SHORT EXERCISE 1
Translate this sentence from the Sikh history text into Spanish: "Sikhs obtained the Sikh majority state of Punjab on November 1, 1966."

TEXT EXTRACT

** START **

History of Sikhs (Contd.)

The months leading up to the partition India in 1947, saw heavy conflict in the Punjab between Sikh and Muslim, which saw the effective ethnic cleansing of Sikhs from West Punjab which mirrored a similar ethnic cleansing of Muslims in East Punjab.

The 1960s saw growing animosity and rioting, as the Sikhs agitated for the creation of a Sikh majority state, a undertaking which was promised to the Sikh leader Master Tara Singh by Nehru in return for Sikh political support during the negotiations for Indian Independence. Sikhs obtained the Sikh majority state of Punjab on November 1, 1966.

Communal tensions arose again in the late 1970s, fueled by Sikh claims of discrimination and marginalization by the Hindu dominated Indian National Congress ruling party and the "dictatorial" tactics adopted the then Indian Prime Minister, Indira Gandhi. Frank argues that Gandhi's assumption of emergency powers in 1975 resulted in the weakening of the "legitimate and impartial machinery of government" and her increasing "paranoia" of opposing political groups led her to instigate a "despotic policy of playing castes, religions and political groups against each other for political advantage". As a reaction against these actions came the emergence of the Sikh leader Sant Jarnail Singh Bhindranwale who vocalized Sikh sentiment for justice and advocated the creation of a Sikh homeland, Khalistan. This accelerated Punjab into a state of communal violence. Gandhi's 1984 action to defeat Sant Bhindranwale and desecration of the Golden Temple via Operation Bluestar enraged the Sikhs and ultimately led to Gandhi's assassination by her Sikh bodyguards.

This resulted in an explosion of state sponsored violence against the Sikh community in the anti Sikh Riots which resulted in the massacre of thousands of Sikhs throughout India; Khushwant Singh described the actions as being a Sikh pogrom in which he "felt like a refugee in my country. In fact, I felt like a Jew in Nazi Germany". Since 1984, relations between Sikhs and Hindus have reached a rapprochement helped by growing economic prosperity; however in 2002 the claims of the popular right-wing Hindu organization the RSS, that "Sikhs are Hindus" angered Sikh sensibilities. Many Sikhs still are campaigning for justice for victims of the violence and the political and economic needs of the Punjab espoused in the Khalistan movement.

** END **

DATA LINES
** START **

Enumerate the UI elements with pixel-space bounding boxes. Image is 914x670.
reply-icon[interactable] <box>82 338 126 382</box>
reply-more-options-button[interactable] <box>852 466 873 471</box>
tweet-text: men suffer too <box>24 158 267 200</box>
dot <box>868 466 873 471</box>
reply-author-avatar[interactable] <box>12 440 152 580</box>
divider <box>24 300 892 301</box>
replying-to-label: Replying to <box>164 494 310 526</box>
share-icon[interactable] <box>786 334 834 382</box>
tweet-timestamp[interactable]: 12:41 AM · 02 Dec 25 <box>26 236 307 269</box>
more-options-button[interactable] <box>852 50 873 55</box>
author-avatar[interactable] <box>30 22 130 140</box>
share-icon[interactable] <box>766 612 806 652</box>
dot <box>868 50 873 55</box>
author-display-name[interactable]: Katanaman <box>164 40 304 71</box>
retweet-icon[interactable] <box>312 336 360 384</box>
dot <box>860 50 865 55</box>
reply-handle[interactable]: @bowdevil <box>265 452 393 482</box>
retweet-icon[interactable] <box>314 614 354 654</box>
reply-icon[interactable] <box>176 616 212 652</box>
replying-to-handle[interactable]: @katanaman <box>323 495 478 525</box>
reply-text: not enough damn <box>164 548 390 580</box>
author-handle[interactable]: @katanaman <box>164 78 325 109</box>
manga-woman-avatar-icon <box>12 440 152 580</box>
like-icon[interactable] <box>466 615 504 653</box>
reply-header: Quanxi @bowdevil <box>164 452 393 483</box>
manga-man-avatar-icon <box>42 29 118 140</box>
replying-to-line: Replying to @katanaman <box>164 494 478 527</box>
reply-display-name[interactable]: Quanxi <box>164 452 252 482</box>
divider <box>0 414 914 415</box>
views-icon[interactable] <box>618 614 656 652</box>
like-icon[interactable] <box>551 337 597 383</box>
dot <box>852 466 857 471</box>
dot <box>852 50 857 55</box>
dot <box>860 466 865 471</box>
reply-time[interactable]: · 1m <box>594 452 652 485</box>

** END **

SHORT EXERCISE 2
Update the listing by changing "divider" to "separator" and keeping everything else the same. Begin at the first line of the listing and stop after the line that contains "author-avatar[interactable] <box>30 22".

EXERCISE RESULT 1
Los sijs obtuvieron el estado de Punyab, de mayoría sij, el 1 de noviembre de 1966.

EXERCISE RESULT 2
Enumerate the UI elements with pixel-space bounding boxes. Image is 914x670.
reply-icon[interactable] <box>82 338 126 382</box>
reply-more-options-button[interactable] <box>852 466 873 471</box>
tweet-text: men suffer too <box>24 158 267 200</box>
dot <box>868 466 873 471</box>
reply-author-avatar[interactable] <box>12 440 152 580</box>
separator <box>24 300 892 301</box>
replying-to-label: Replying to <box>164 494 310 526</box>
share-icon[interactable] <box>786 334 834 382</box>
tweet-timestamp[interactable]: 12:41 AM · 02 Dec 25 <box>26 236 307 269</box>
more-options-button[interactable] <box>852 50 873 55</box>
author-avatar[interactable] <box>30 22 130 140</box>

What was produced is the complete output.